▶ [Consegna a]: Ricopia senza alcuna modifica le righe dei record, partendo da quella che contiene "491, 654, 511]" e arrivando a quella che contiene "text-line: は単なる「お役所仕事」では済まされない地道な業務が多いからです。 [66, 732, 603, 752]", entrambe incluse.

KANT


 

 

Immanuel Kant si occupa della religione e della preghiera in almeno tre luoghi della sua vasta produzione, anche se tale tema non ha ricevuto dagli studiosi una degna attenzione, Nell’occuparsi della religione, il filosofo tedesco attua un’estensione applicativa delle sue tesi di filosofia teoretica e di filosofia morale, muovendosi con grande prudenza e con oscillazioni (e non solo per timore della censura prussiana).

I testi di cui è necessario occuparsi per affrontare la problematica della preghiera in Kant sono una nota della Religione entro i limiti della semplice ragione (1794), un paragrafo delle Lezioni di etica e un testo significativamente intitolato Das Gebet (La preghiera).

Nella Religione entro i limiti della semplice ragione, Kant si sofferma sui mezzi della Grazia (culto, sacramenti, frequentazioni della Chiesa), ricompresi nella “fede illusoria” dei miracoli e dei misteri:

 

“la preghiera intesa come culto divino interiore e formalistico, e perciò come mezzo della grazia, è un’illusione superstiziosa (un feticismo”. In questo senso, infatti, essa è semplicemente l’espressione dei nostri desideri fatta a un Essere che non ha nessun bisogno di vedere espresso il sentimento religioso del soggetto desiderante”.

▶ [Elenco dei record]:
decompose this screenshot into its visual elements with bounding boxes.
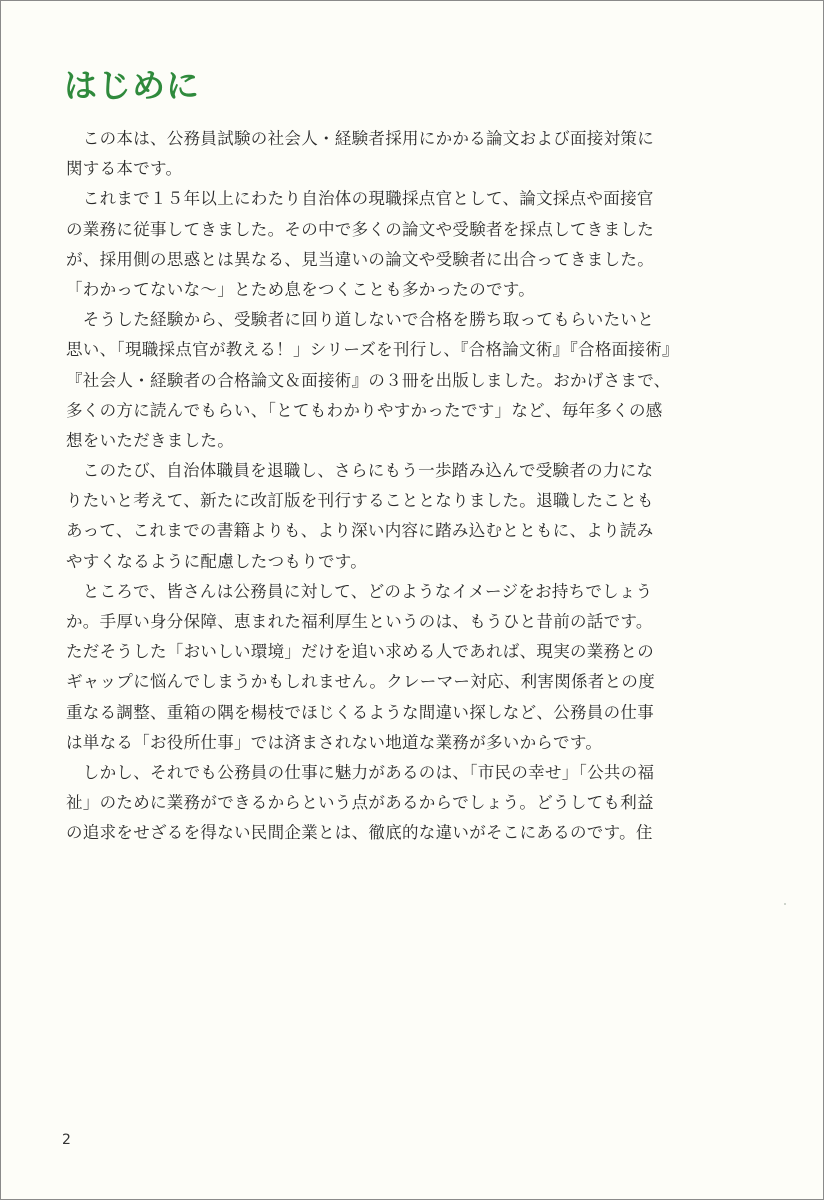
text-line: りたいと考えて、新たに改訂版を刊行することとなりました。退職したことも [66, 491, 654, 511]
text-line: やすくなるように配慮したつもりです。 [66, 551, 368, 571]
paper-speck [784, 903, 786, 905]
paragraph [66, 456, 726, 577]
text-line: しかし、それでも公務員の仕事に魅力があるのは、「市民の幸せ」「公共の福 [66, 762, 655, 782]
text-line: の業務に従事してきました。その中で多くの論文や受験者を採点してきました [66, 219, 654, 239]
page-title: はじめに [64, 66, 200, 105]
text-line: の追求をせざるを得ない民間企業とは、徹底的な違いがそこにあるのです。住 [66, 823, 653, 843]
text-line: 思い、「現職採点官が教える！」シリーズを刊行し、『合格論文術』『合格面接術』 [66, 340, 679, 360]
body-text [66, 124, 726, 849]
text-line: この本は、公務員試験の社会人・経験者採用にかかる論文および面接対策に [66, 129, 654, 148]
text-line: 想をいただきました。 [66, 430, 234, 450]
paragraph [66, 184, 726, 305]
text-line: 関する本です。 [66, 159, 183, 179]
paragraph [66, 758, 726, 849]
text-line: は単なる「お役所仕事」では済まされない地道な業務が多いからです。 [66, 732, 603, 752]
text-line: これまで１５年以上にわたり自治体の現職採点官として、論文採点や面接官 [66, 189, 654, 209]
page-number: 2 [62, 1132, 71, 1148]
text-line: あって、これまでの書籍よりも、より深い内容に踏み込むとともに、より読み [66, 521, 654, 541]
text-line: ギャップに悩んでしまうかもしれません。クレーマー対応、利害関係者との度 [66, 672, 655, 692]
text-line: 多くの方に読んでもらい、「とてもわかりやすかったです」など、毎年多くの感 [66, 400, 663, 420]
text-line: が、採用側の思惑とは異なる、見当違いの論文や受験者に出合ってきました。 [66, 249, 654, 269]
text-line: 祉」のために業務ができるからという点があるからでしょう。どうしても利益 [66, 793, 654, 813]
text-line: か。手厚い身分保障、恵まれた福利厚生というのは、もうひと昔前の話です。 [66, 612, 653, 631]
paragraph [66, 577, 726, 758]
paragraph [66, 124, 726, 184]
text-line: 『社会人・経験者の合格論文＆面接術』の３冊を出版しました。おかげさまで、 [66, 370, 671, 390]
text-line: ただそうした「おいしい環境」だけを追い求める人であれば、現実の業務との [66, 642, 654, 662]
paragraph [66, 305, 726, 456]
text-line: 重なる調整、重箱の隅を楊枝でほじくるような間違い探しなど、公務員の仕事 [66, 702, 654, 722]
text-line: ところで、皆さんは公務員に対して、どのようなイメージをお持ちでしょう [66, 581, 653, 601]
text-line: 「わかってないな～」とため息をつくことも多かったのです。 [66, 279, 536, 299]
text-line: このたび、自治体職員を退職し、さらにもう一歩踏み込んで受験者の力にな [66, 461, 654, 481]
text-line: そうした経験から、受験者に回り道しないで合格を勝ち取ってもらいたいと [66, 310, 654, 330]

▶ [Consegna b]:
Rispondi a queste domande sul testo su Kant:
(i) In che anno è indicata la Religione entro i limiti della semplice ragione?
(ii) Qual è il titolo tedesco del testo sulla preghiera?
(iii) Quali mezzi della Grazia sono elencati tra parentesi?

▶ [Risposta a]:
text-line: りたいと考えて、新たに改訂版を刊行することとなりました。退職したことも [66, 491, 654, 511]
text-line: やすくなるように配慮したつもりです。 [66, 551, 368, 571]
paper-speck [784, 903, 786, 905]
paragraph [66, 456, 726, 577]
text-line: しかし、それでも公務員の仕事に魅力があるのは、「市民の幸せ」「公共の福 [66, 762, 655, 782]
text-line: の業務に従事してきました。その中で多くの論文や受験者を採点してきました [66, 219, 654, 239]
page-title: はじめに [64, 66, 200, 105]
text-line: の追求をせざるを得ない民間企業とは、徹底的な違いがそこにあるのです。住 [66, 823, 653, 843]
text-line: 思い、「現職採点官が教える！」シリーズを刊行し、『合格論文術』『合格面接術』 [66, 340, 679, 360]
body-text [66, 124, 726, 849]
text-line: この本は、公務員試験の社会人・経験者採用にかかる論文および面接対策に [66, 129, 654, 148]
text-line: 想をいただきました。 [66, 430, 234, 450]
paragraph [66, 184, 726, 305]
text-line: 関する本です。 [66, 159, 183, 179]
paragraph [66, 758, 726, 849]
text-line: は単なる「お役所仕事」では済まされない地道な業務が多いからです。 [66, 732, 603, 752]

▶ [Risposta b]:
(i) 1794.
(ii) Das Gebet.
(iii) Culto, sacramenti, frequentazioni della Chiesa.